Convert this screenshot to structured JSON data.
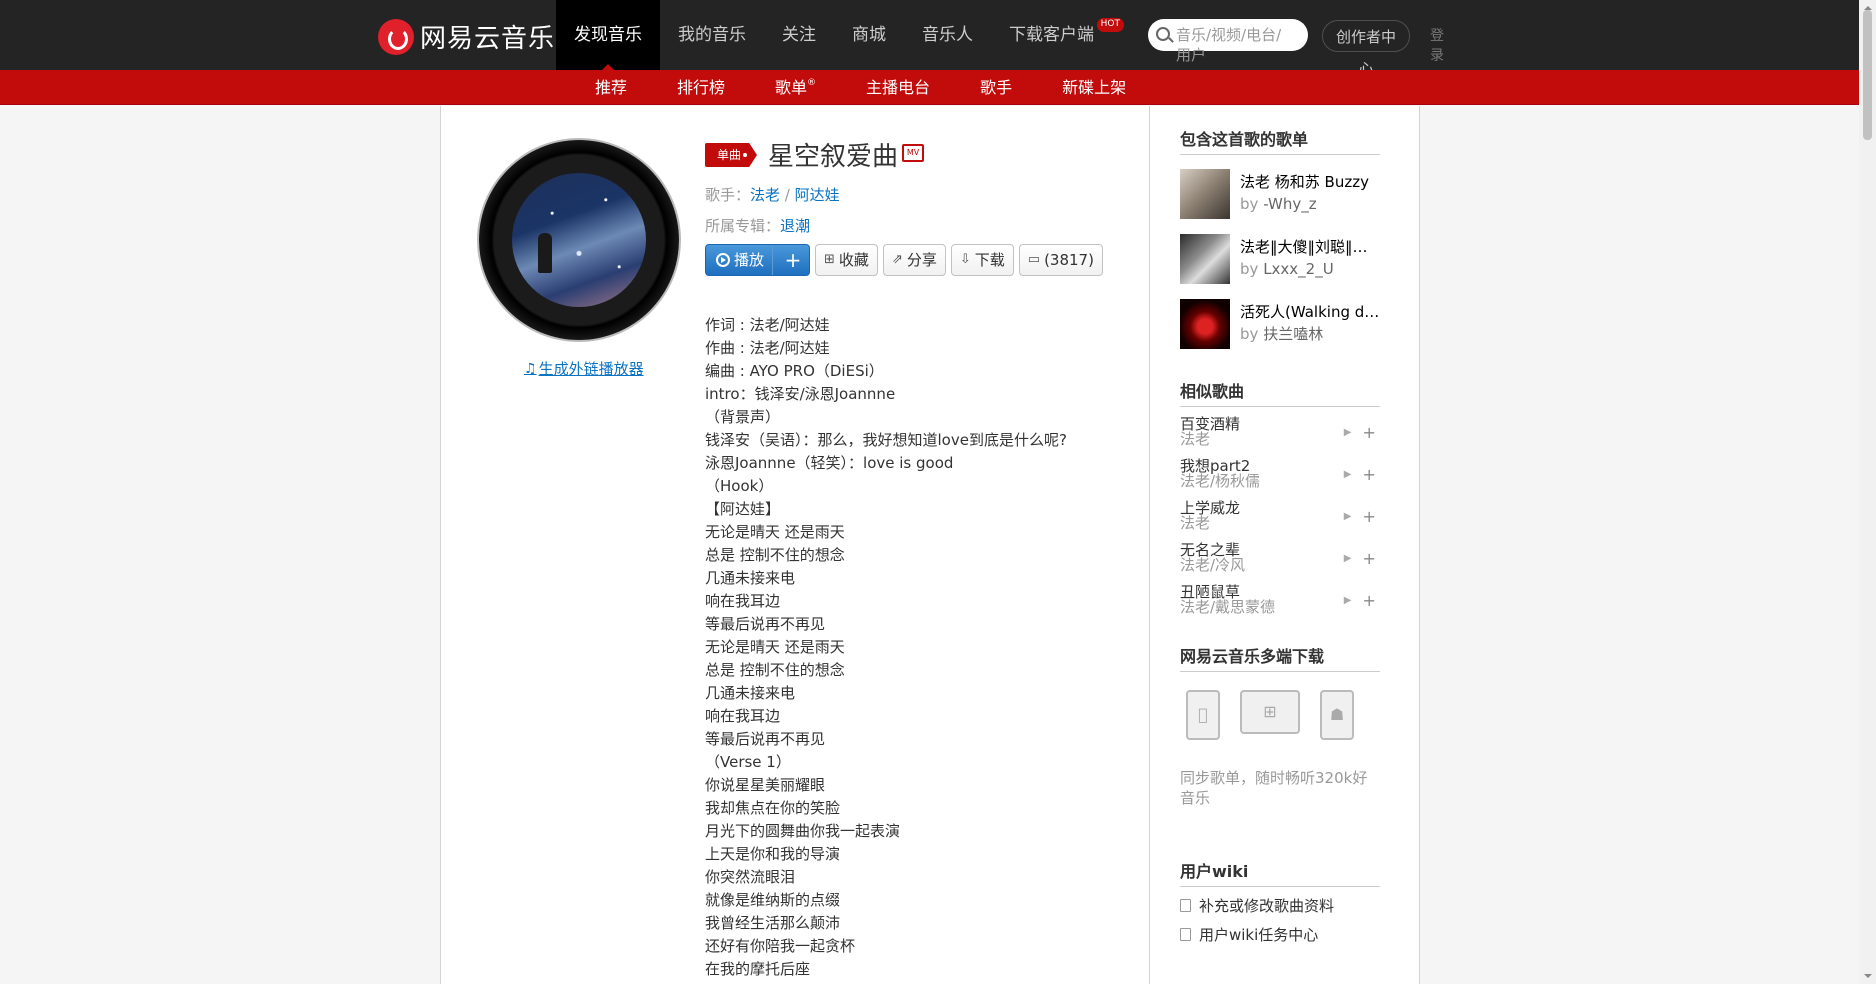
{
  "header": {
    "logo_text": "网易云音乐",
    "nav": [
      "发现音乐",
      "我的音乐",
      "关注",
      "商城",
      "音乐人",
      "下载客户端"
    ],
    "hot_badge": "HOT",
    "search_placeholder": "音乐/视频/电台/用户",
    "creator_label": "创作者中心",
    "login_label": "登录"
  },
  "subnav": [
    "推荐",
    "排行榜",
    "歌单",
    "主播电台",
    "歌手",
    "新碟上架"
  ],
  "subnav_sup": "®",
  "song": {
    "badge": "单曲",
    "title": "星空叙爱曲",
    "mv": "MV",
    "singer_label": "歌手：",
    "singers": [
      "法老",
      "阿达娃"
    ],
    "sep": " / ",
    "album_label": "所属专辑：",
    "album": "退潮",
    "ext_player_link": "生成外链播放器"
  },
  "actions": {
    "play": "播放",
    "add": "+",
    "collect": "收藏",
    "share": "分享",
    "download": "下载",
    "comments": "(3817)"
  },
  "lyrics": [
    "作词 : 法老/阿达娃",
    "作曲 : 法老/阿达娃",
    "编曲 : AYO PRO（DiESi）",
    "intro：钱泽安/泳恩Joannne",
    "（背景声）",
    "钱泽安（吴语）：那么，我好想知道love到底是什么呢?",
    "泳恩Joannne（轻笑）：love is good",
    "（Hook）",
    "【阿达娃】",
    "无论是晴天 还是雨天",
    "总是 控制不住的想念",
    "几通未接来电",
    "响在我耳边",
    "等最后说再不再见",
    "无论是晴天 还是雨天",
    "总是 控制不住的想念",
    "几通未接来电",
    "响在我耳边",
    "等最后说再不再见",
    "（Verse 1）",
    "你说星星美丽耀眼",
    "我却焦点在你的笑脸",
    "月光下的圆舞曲你我一起表演",
    "上天是你和我的导演",
    "你突然流眼泪",
    "就像是维纳斯的点缀",
    "我曾经生活那么颠沛",
    "还好有你陪我一起贪杯",
    "在我的摩托后座"
  ],
  "sidebar": {
    "playlists_title": "包含这首歌的歌单",
    "playlists": [
      {
        "name": "法老 杨和苏 Buzzy",
        "by_label": "by",
        "by": "-Why_z"
      },
      {
        "name": "法老‖大傻‖刘聪‖…",
        "by_label": "by",
        "by": "Lxxx_2_U"
      },
      {
        "name": "活死人(Walking d…",
        "by_label": "by",
        "by": "扶兰嗑林"
      }
    ],
    "similar_title": "相似歌曲",
    "similar": [
      {
        "name": "百变酒精",
        "artist": "法老"
      },
      {
        "name": "我想part2",
        "artist": "法老/杨秋儒"
      },
      {
        "name": "上学威龙",
        "artist": "法老"
      },
      {
        "name": "无名之辈",
        "artist": "法老/冷风"
      },
      {
        "name": "丑陋鼠草",
        "artist": "法老/戴思蒙德"
      }
    ],
    "download_title": "网易云音乐多端下载",
    "download_desc": "同步歌单，随时畅听320k好音乐",
    "wiki_title": "用户wiki",
    "wiki_items": [
      "补充或修改歌曲资料",
      "用户wiki任务中心"
    ]
  },
  "colors": {
    "brand_red": "#c20c0c",
    "topbar": "#242424",
    "link_blue": "#0c73c2"
  }
}
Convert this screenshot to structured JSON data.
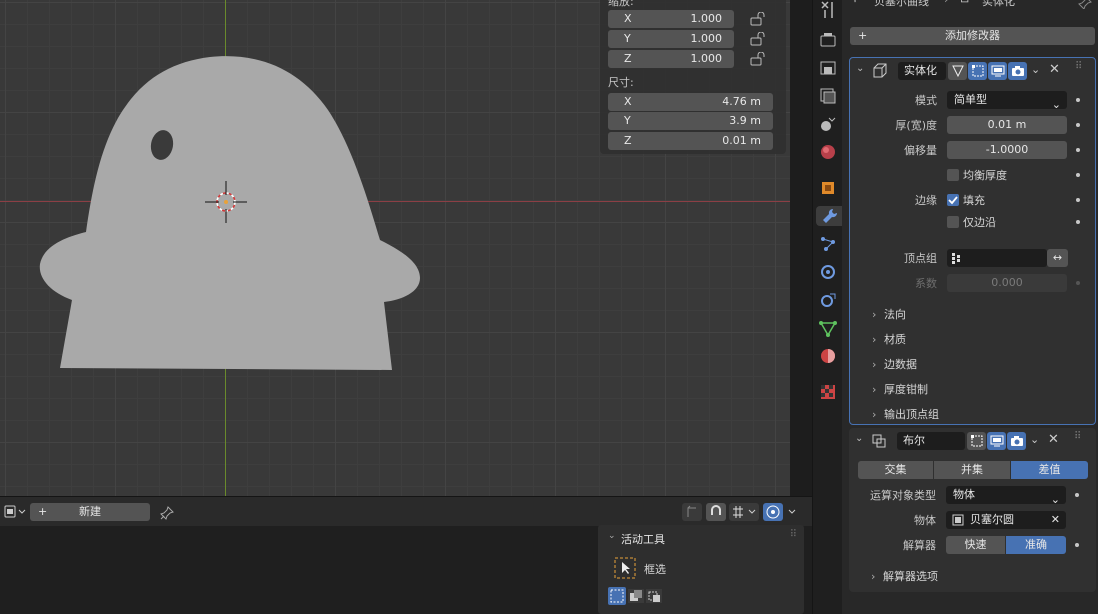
{
  "viewport": {
    "npanel": {
      "scale_label": "缩放:",
      "scale": [
        {
          "axis": "X",
          "value": "1.000"
        },
        {
          "axis": "Y",
          "value": "1.000"
        },
        {
          "axis": "Z",
          "value": "1.000"
        }
      ],
      "dims_label": "尺寸:",
      "dims": [
        {
          "axis": "X",
          "value": "4.76 m"
        },
        {
          "axis": "Y",
          "value": "3.9 m"
        },
        {
          "axis": "Z",
          "value": "0.01 m"
        }
      ]
    }
  },
  "bottom": {
    "new_label": "新建",
    "tool_panel": {
      "title": "活动工具",
      "tool": "框选"
    }
  },
  "props": {
    "crumb": {
      "object": "贝塞尔曲线",
      "data": "实体化"
    },
    "add_modifier": "添加修改器",
    "solidify": {
      "name": "实体化",
      "mode_label": "模式",
      "mode_value": "简单型",
      "thickness_label": "厚(宽)度",
      "thickness_value": "0.01 m",
      "offset_label": "偏移量",
      "offset_value": "-1.0000",
      "even_label": "均衡厚度",
      "rim_label": "边缘",
      "fill_label": "填充",
      "rim_only_label": "仅边沿",
      "vgroup_label": "顶点组",
      "factor_label": "系数",
      "factor_value": "0.000",
      "subpanels": [
        "法向",
        "材质",
        "边数据",
        "厚度钳制",
        "输出顶点组"
      ]
    },
    "boolean": {
      "name": "布尔",
      "ops": [
        "交集",
        "并集",
        "差值"
      ],
      "operand_label": "运算对象类型",
      "operand_value": "物体",
      "object_label": "物体",
      "object_value": "贝塞尔圆",
      "solver_label": "解算器",
      "solver_fast": "快速",
      "solver_exact": "准确",
      "solver_options": "解算器选项"
    }
  },
  "colors": {
    "accent": "#4772b3",
    "x_axis": "#8c3f45",
    "y_axis": "#6a8a2c",
    "mesh": "#a9a9a9"
  }
}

● **Stated exercise**
Reproduce all entries without any change, and omit the pictures.

● **Answer to the exercise**
Convert this screenshot to structured JSON data.
{
  "header": {
    "logo_text": "网易云音乐",
    "nav": [
      "发现音乐",
      "我的音乐",
      "关注",
      "商城",
      "音乐人",
      "下载客户端"
    ],
    "hot_badge": "HOT",
    "search_placeholder": "音乐/视频/电台/用户",
    "creator_label": "创作者中心",
    "login_label": "登录"
  },
  "subnav": [
    "推荐",
    "排行榜",
    "歌单",
    "主播电台",
    "歌手",
    "新碟上架"
  ],
  "subnav_sup": "®",
  "song": {
    "badge": "单曲",
    "title": "星空叙爱曲",
    "mv": "MV",
    "singer_label": "歌手：",
    "singers": [
      "法老",
      "阿达娃"
    ],
    "sep": " / ",
    "album_label": "所属专辑：",
    "album": "退潮",
    "ext_player_link": "生成外链播放器"
  },
  "actions": {
    "play": "播放",
    "add": "+",
    "collect": "收藏",
    "share": "分享",
    "download": "下载",
    "comments": "(3817)"
  },
  "lyrics": [
    "作词 : 法老/阿达娃",
    "作曲 : 法老/阿达娃",
    "编曲 : AYO PRO（DiESi）",
    "intro：钱泽安/泳恩Joannne",
    "（背景声）",
    "钱泽安（吴语）：那么，我好想知道love到底是什么呢?",
    "泳恩Joannne（轻笑）：love is good",
    "（Hook）",
    "【阿达娃】",
    "无论是晴天 还是雨天",
    "总是 控制不住的想念",
    "几通未接来电",
    "响在我耳边",
    "等最后说再不再见",
    "无论是晴天 还是雨天",
    "总是 控制不住的想念",
    "几通未接来电",
    "响在我耳边",
    "等最后说再不再见",
    "（Verse 1）",
    "你说星星美丽耀眼",
    "我却焦点在你的笑脸",
    "月光下的圆舞曲你我一起表演",
    "上天是你和我的导演",
    "你突然流眼泪",
    "就像是维纳斯的点缀",
    "我曾经生活那么颠沛",
    "还好有你陪我一起贪杯",
    "在我的摩托后座"
  ],
  "sidebar": {
    "playlists_title": "包含这首歌的歌单",
    "playlists": [
      {
        "name": "法老 杨和苏 Buzzy",
        "by_label": "by",
        "by": "-Why_z"
      },
      {
        "name": "法老‖大傻‖刘聪‖…",
        "by_label": "by",
        "by": "Lxxx_2_U"
      },
      {
        "name": "活死人(Walking d…",
        "by_label": "by",
        "by": "扶兰嗑林"
      }
    ],
    "similar_title": "相似歌曲",
    "similar": [
      {
        "name": "百变酒精",
        "artist": "法老"
      },
      {
        "name": "我想part2",
        "artist": "法老/杨秋儒"
      },
      {
        "name": "上学威龙",
        "artist": "法老"
      },
      {
        "name": "无名之辈",
        "artist": "法老/冷风"
      },
      {
        "name": "丑陋鼠草",
        "artist": "法老/戴思蒙德"
      }
    ],
    "download_title": "网易云音乐多端下载",
    "download_desc": "同步歌单，随时畅听320k好音乐",
    "wiki_title": "用户wiki",
    "wiki_items": [
      "补充或修改歌曲资料",
      "用户wiki任务中心"
    ]
  },
  "colors": {
    "brand_red": "#c20c0c",
    "topbar": "#242424",
    "link_blue": "#0c73c2"
  }
}
Convert this screenshot to structured JSON data.
{
  "viewport": {
    "npanel": {
      "scale_label": "缩放:",
      "scale": [
        {
          "axis": "X",
          "value": "1.000"
        },
        {
          "axis": "Y",
          "value": "1.000"
        },
        {
          "axis": "Z",
          "value": "1.000"
        }
      ],
      "dims_label": "尺寸:",
      "dims": [
        {
          "axis": "X",
          "value": "4.76 m"
        },
        {
          "axis": "Y",
          "value": "3.9 m"
        },
        {
          "axis": "Z",
          "value": "0.01 m"
        }
      ]
    }
  },
  "bottom": {
    "new_label": "新建",
    "tool_panel": {
      "title": "活动工具",
      "tool": "框选"
    }
  },
  "props": {
    "crumb": {
      "object": "贝塞尔曲线",
      "data": "实体化"
    },
    "add_modifier": "添加修改器",
    "solidify": {
      "name": "实体化",
      "mode_label": "模式",
      "mode_value": "简单型",
      "thickness_label": "厚(宽)度",
      "thickness_value": "0.01 m",
      "offset_label": "偏移量",
      "offset_value": "-1.0000",
      "even_label": "均衡厚度",
      "rim_label": "边缘",
      "fill_label": "填充",
      "rim_only_label": "仅边沿",
      "vgroup_label": "顶点组",
      "factor_label": "系数",
      "factor_value": "0.000",
      "subpanels": [
        "法向",
        "材质",
        "边数据",
        "厚度钳制",
        "输出顶点组"
      ]
    },
    "boolean": {
      "name": "布尔",
      "ops": [
        "交集",
        "并集",
        "差值"
      ],
      "operand_label": "运算对象类型",
      "operand_value": "物体",
      "object_label": "物体",
      "object_value": "贝塞尔圆",
      "solver_label": "解算器",
      "solver_fast": "快速",
      "solver_exact": "准确",
      "solver_options": "解算器选项"
    }
  },
  "colors": {
    "accent": "#4772b3",
    "x_axis": "#8c3f45",
    "y_axis": "#6a8a2c",
    "mesh": "#a9a9a9"
  }
}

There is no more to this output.